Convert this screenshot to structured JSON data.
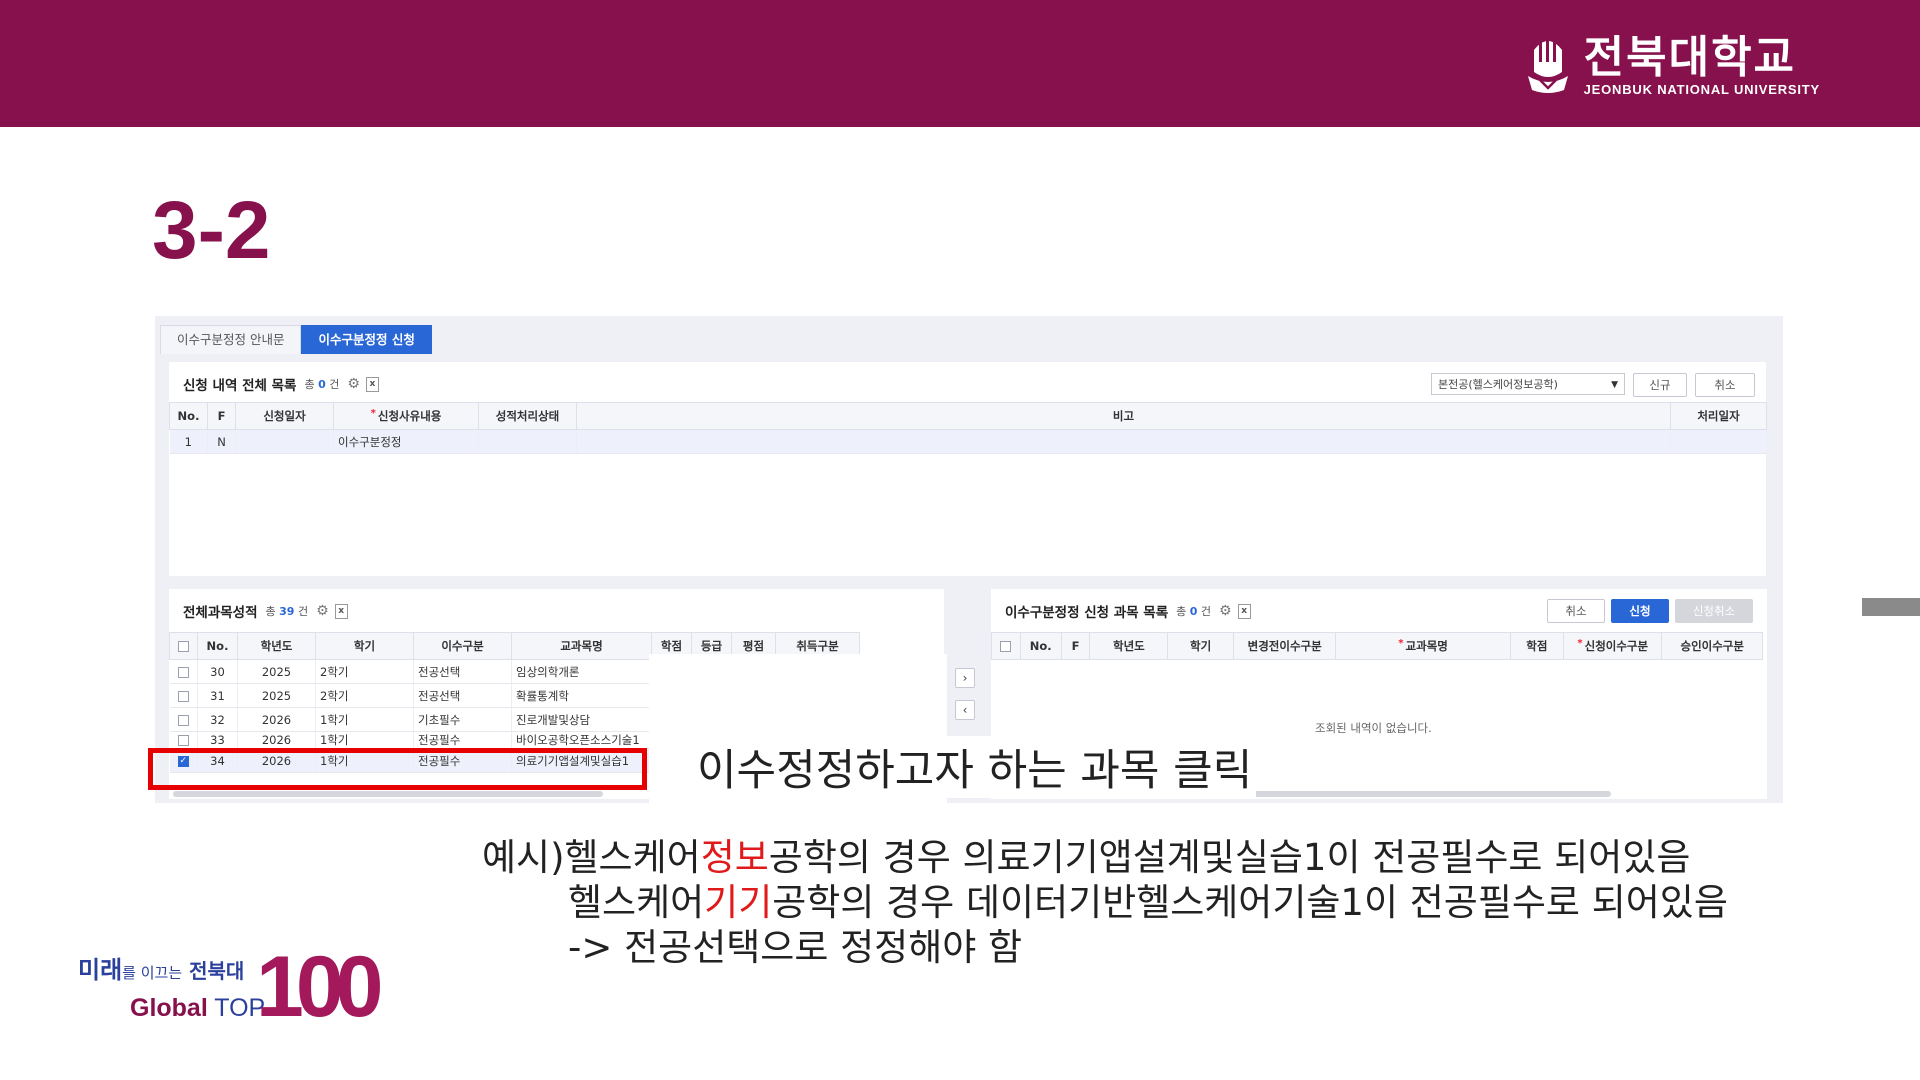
{
  "header": {
    "logo_kr": "전북대학교",
    "logo_en": "JEONBUK NATIONAL UNIVERSITY",
    "brand_color": "#86114c"
  },
  "slide": {
    "title": "3-2"
  },
  "tabs": [
    {
      "label": "이수구분정정 안내문",
      "active": false
    },
    {
      "label": "이수구분정정 신청",
      "active": true
    }
  ],
  "application_list": {
    "title": "신청 내역 전체 목록",
    "count_prefix": "총",
    "count": "0",
    "count_suffix": "건",
    "dropdown_value": "본전공(헬스케어정보공학)",
    "new_label": "신규",
    "cancel_label": "취소",
    "columns": [
      "No.",
      "F",
      "신청일자",
      "신청사유내용",
      "성적처리상태",
      "비고",
      "처리일자"
    ],
    "rows": [
      {
        "no": "1",
        "f": "N",
        "date": "",
        "reason": "이수구분정정",
        "status": "",
        "note": "",
        "processed": ""
      }
    ]
  },
  "all_grades": {
    "title": "전체과목성적",
    "count_prefix": "총",
    "count": "39",
    "count_suffix": "건",
    "columns": [
      "No.",
      "학년도",
      "학기",
      "이수구분",
      "교과목명",
      "학점",
      "등급",
      "평점",
      "취득구분"
    ],
    "rows": [
      {
        "no": "30",
        "year": "2025",
        "term": "2학기",
        "type": "전공선택",
        "course": "임상의학개론",
        "checked": false
      },
      {
        "no": "31",
        "year": "2025",
        "term": "2학기",
        "type": "전공선택",
        "course": "확률통계학",
        "checked": false
      },
      {
        "no": "32",
        "year": "2026",
        "term": "1학기",
        "type": "기초필수",
        "course": "진로개발및상담",
        "checked": false
      },
      {
        "no": "33",
        "year": "2026",
        "term": "1학기",
        "type": "전공필수",
        "course": "바이오공학오픈소스기술1",
        "checked": false
      },
      {
        "no": "34",
        "year": "2026",
        "term": "1학기",
        "type": "전공필수",
        "course": "의료기기앱설계및실습1",
        "checked": true
      }
    ]
  },
  "correction_list": {
    "title": "이수구분정정 신청 과목 목록",
    "count_prefix": "총",
    "count": "0",
    "count_suffix": "건",
    "cancel_label": "취소",
    "apply_label": "신청",
    "withdraw_label": "신청취소",
    "columns": [
      "No.",
      "F",
      "학년도",
      "학기",
      "변경전이수구분",
      "교과목명",
      "학점",
      "신청이수구분",
      "승인이수구분"
    ],
    "empty_message": "조회된 내역이 없습니다."
  },
  "transfer": {
    "right_arrow": "›",
    "left_arrow": "‹"
  },
  "callout": "이수정정하고자 하는 과목 클릭",
  "notes": {
    "line1_a": "예시)헬스케어",
    "line1_red": "정보",
    "line1_b": "공학의 경우 의료기기앱설계및실습1이 전공필수로 되어있음",
    "line2_a": "헬스케어",
    "line2_red": "기기",
    "line2_b": "공학의 경우 데이터기반헬스케어기술1이 전공필수로 되어있음",
    "line3": "-> 전공선택으로 정정해야 함"
  },
  "badge": {
    "line1_a": "미래",
    "line1_b": "를 이끄는",
    "line1_c": "전북대",
    "line2_a": "Global",
    "line2_b": "TOP",
    "number": "100"
  }
}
--------
#### [Problem details]
Give nothing but the count of lines in the listing above that hold the string "course".

#### [Answer for the task]
5